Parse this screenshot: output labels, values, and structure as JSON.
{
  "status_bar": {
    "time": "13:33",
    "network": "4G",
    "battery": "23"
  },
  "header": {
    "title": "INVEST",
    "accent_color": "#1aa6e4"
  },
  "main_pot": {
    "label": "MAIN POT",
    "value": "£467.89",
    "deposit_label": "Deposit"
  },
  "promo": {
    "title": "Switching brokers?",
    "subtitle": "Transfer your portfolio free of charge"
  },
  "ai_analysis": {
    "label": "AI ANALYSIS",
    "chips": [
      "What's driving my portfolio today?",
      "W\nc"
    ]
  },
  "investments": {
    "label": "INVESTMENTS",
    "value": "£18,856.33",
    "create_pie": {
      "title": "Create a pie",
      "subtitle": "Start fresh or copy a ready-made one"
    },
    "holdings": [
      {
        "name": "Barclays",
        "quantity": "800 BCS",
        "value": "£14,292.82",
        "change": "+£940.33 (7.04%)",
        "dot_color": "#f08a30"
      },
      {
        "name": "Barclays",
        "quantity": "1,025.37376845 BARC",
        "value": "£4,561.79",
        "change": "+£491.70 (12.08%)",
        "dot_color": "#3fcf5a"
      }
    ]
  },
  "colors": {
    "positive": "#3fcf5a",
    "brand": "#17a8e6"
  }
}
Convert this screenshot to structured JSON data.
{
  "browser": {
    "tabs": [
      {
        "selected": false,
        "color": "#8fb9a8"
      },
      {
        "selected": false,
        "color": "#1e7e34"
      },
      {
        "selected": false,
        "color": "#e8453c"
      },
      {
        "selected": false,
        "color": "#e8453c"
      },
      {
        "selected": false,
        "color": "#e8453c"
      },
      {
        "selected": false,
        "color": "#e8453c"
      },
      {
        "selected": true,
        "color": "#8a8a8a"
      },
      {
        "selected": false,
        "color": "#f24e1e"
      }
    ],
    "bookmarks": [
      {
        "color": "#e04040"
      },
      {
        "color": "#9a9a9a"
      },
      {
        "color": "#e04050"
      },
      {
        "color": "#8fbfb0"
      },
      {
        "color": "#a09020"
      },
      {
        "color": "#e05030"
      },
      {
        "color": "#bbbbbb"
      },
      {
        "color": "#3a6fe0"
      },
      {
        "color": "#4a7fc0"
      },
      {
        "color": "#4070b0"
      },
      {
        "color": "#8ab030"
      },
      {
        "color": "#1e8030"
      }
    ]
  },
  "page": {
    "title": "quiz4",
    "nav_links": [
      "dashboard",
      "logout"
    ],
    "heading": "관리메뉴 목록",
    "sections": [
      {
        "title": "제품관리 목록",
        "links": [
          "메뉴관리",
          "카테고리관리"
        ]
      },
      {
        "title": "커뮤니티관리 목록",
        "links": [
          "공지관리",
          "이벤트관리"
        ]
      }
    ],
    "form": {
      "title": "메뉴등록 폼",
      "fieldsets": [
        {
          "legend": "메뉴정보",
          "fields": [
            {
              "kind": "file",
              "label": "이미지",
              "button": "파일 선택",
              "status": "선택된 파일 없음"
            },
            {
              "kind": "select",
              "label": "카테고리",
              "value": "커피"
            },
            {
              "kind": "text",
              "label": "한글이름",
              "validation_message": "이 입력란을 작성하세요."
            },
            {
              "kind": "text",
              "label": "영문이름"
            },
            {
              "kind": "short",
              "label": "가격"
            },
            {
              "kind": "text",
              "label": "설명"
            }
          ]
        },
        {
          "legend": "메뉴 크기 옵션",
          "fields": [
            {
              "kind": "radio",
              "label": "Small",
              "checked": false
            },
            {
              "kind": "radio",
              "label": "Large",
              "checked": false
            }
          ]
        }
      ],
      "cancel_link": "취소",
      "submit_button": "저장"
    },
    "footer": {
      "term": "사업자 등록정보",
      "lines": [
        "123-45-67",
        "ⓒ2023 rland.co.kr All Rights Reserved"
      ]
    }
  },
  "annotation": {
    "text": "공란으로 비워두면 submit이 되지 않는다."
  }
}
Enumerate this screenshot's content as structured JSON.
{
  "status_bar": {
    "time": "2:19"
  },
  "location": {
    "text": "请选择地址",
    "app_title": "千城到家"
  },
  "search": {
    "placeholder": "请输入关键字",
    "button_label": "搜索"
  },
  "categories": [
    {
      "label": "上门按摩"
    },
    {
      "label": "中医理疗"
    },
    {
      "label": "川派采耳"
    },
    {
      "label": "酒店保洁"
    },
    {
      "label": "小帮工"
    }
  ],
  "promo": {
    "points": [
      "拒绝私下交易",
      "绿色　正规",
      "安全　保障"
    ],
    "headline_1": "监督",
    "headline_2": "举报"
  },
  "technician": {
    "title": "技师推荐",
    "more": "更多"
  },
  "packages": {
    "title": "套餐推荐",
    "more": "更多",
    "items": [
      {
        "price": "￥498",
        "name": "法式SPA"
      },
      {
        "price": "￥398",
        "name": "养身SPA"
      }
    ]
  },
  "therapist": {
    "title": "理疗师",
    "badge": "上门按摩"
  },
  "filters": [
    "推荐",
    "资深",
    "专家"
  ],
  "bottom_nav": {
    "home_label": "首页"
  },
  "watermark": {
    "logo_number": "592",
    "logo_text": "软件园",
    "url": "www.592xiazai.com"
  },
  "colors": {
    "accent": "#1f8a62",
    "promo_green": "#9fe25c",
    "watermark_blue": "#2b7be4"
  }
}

- **EXERCISE REQUIREMENTS**: Write every entry out again exactly.

- **SOLVED EXERCISE**:
Parse this screenshot: output labels, values, and structure as JSON.
{
  "status_bar": {
    "time": "13:33",
    "network": "4G",
    "battery": "23"
  },
  "header": {
    "title": "INVEST",
    "accent_color": "#1aa6e4"
  },
  "main_pot": {
    "label": "MAIN POT",
    "value": "£467.89",
    "deposit_label": "Deposit"
  },
  "promo": {
    "title": "Switching brokers?",
    "subtitle": "Transfer your portfolio free of charge"
  },
  "ai_analysis": {
    "label": "AI ANALYSIS",
    "chips": [
      "What's driving my portfolio today?",
      "W\nc"
    ]
  },
  "investments": {
    "label": "INVESTMENTS",
    "value": "£18,856.33",
    "create_pie": {
      "title": "Create a pie",
      "subtitle": "Start fresh or copy a ready-made one"
    },
    "holdings": [
      {
        "name": "Barclays",
        "quantity": "800 BCS",
        "value": "£14,292.82",
        "change": "+£940.33 (7.04%)",
        "dot_color": "#f08a30"
      },
      {
        "name": "Barclays",
        "quantity": "1,025.37376845 BARC",
        "value": "£4,561.79",
        "change": "+£491.70 (12.08%)",
        "dot_color": "#3fcf5a"
      }
    ]
  },
  "colors": {
    "positive": "#3fcf5a",
    "brand": "#17a8e6"
  }
}
Convert this screenshot to structured JSON data.
{
  "browser": {
    "tabs": [
      {
        "selected": false,
        "color": "#8fb9a8"
      },
      {
        "selected": false,
        "color": "#1e7e34"
      },
      {
        "selected": false,
        "color": "#e8453c"
      },
      {
        "selected": false,
        "color": "#e8453c"
      },
      {
        "selected": false,
        "color": "#e8453c"
      },
      {
        "selected": false,
        "color": "#e8453c"
      },
      {
        "selected": true,
        "color": "#8a8a8a"
      },
      {
        "selected": false,
        "color": "#f24e1e"
      }
    ],
    "bookmarks": [
      {
        "color": "#e04040"
      },
      {
        "color": "#9a9a9a"
      },
      {
        "color": "#e04050"
      },
      {
        "color": "#8fbfb0"
      },
      {
        "color": "#a09020"
      },
      {
        "color": "#e05030"
      },
      {
        "color": "#bbbbbb"
      },
      {
        "color": "#3a6fe0"
      },
      {
        "color": "#4a7fc0"
      },
      {
        "color": "#4070b0"
      },
      {
        "color": "#8ab030"
      },
      {
        "color": "#1e8030"
      }
    ]
  },
  "page": {
    "title": "quiz4",
    "nav_links": [
      "dashboard",
      "logout"
    ],
    "heading": "관리메뉴 목록",
    "sections": [
      {
        "title": "제품관리 목록",
        "links": [
          "메뉴관리",
          "카테고리관리"
        ]
      },
      {
        "title": "커뮤니티관리 목록",
        "links": [
          "공지관리",
          "이벤트관리"
        ]
      }
    ],
    "form": {
      "title": "메뉴등록 폼",
      "fieldsets": [
        {
          "legend": "메뉴정보",
          "fields": [
            {
              "kind": "file",
              "label": "이미지",
              "button": "파일 선택",
              "status": "선택된 파일 없음"
            },
            {
              "kind": "select",
              "label": "카테고리",
              "value": "커피"
            },
            {
              "kind": "text",
              "label": "한글이름",
              "validation_message": "이 입력란을 작성하세요."
            },
            {
              "kind": "text",
              "label": "영문이름"
            },
            {
              "kind": "short",
              "label": "가격"
            },
            {
              "kind": "text",
              "label": "설명"
            }
          ]
        },
        {
          "legend": "메뉴 크기 옵션",
          "fields": [
            {
              "kind": "radio",
              "label": "Small",
              "checked": false
            },
            {
              "kind": "radio",
              "label": "Large",
              "checked": false
            }
          ]
        }
      ],
      "cancel_link": "취소",
      "submit_button": "저장"
    },
    "footer": {
      "term": "사업자 등록정보",
      "lines": [
        "123-45-67",
        "ⓒ2023 rland.co.kr All Rights Reserved"
      ]
    }
  },
  "annotation": {
    "text": "공란으로 비워두면 submit이 되지 않는다."
  }
}
Enumerate this screenshot's content as structured JSON.
{
  "status_bar": {
    "time": "2:19"
  },
  "location": {
    "text": "请选择地址",
    "app_title": "千城到家"
  },
  "search": {
    "placeholder": "请输入关键字",
    "button_label": "搜索"
  },
  "categories": [
    {
      "label": "上门按摩"
    },
    {
      "label": "中医理疗"
    },
    {
      "label": "川派采耳"
    },
    {
      "label": "酒店保洁"
    },
    {
      "label": "小帮工"
    }
  ],
  "promo": {
    "points": [
      "拒绝私下交易",
      "绿色　正规",
      "安全　保障"
    ],
    "headline_1": "监督",
    "headline_2": "举报"
  },
  "technician": {
    "title": "技师推荐",
    "more": "更多"
  },
  "packages": {
    "title": "套餐推荐",
    "more": "更多",
    "items": [
      {
        "price": "￥498",
        "name": "法式SPA"
      },
      {
        "price": "￥398",
        "name": "养身SPA"
      }
    ]
  },
  "therapist": {
    "title": "理疗师",
    "badge": "上门按摩"
  },
  "filters": [
    "推荐",
    "资深",
    "专家"
  ],
  "bottom_nav": {
    "home_label": "首页"
  },
  "watermark": {
    "logo_number": "592",
    "logo_text": "软件园",
    "url": "www.592xiazai.com"
  },
  "colors": {
    "accent": "#1f8a62",
    "promo_green": "#9fe25c",
    "watermark_blue": "#2b7be4"
  }
}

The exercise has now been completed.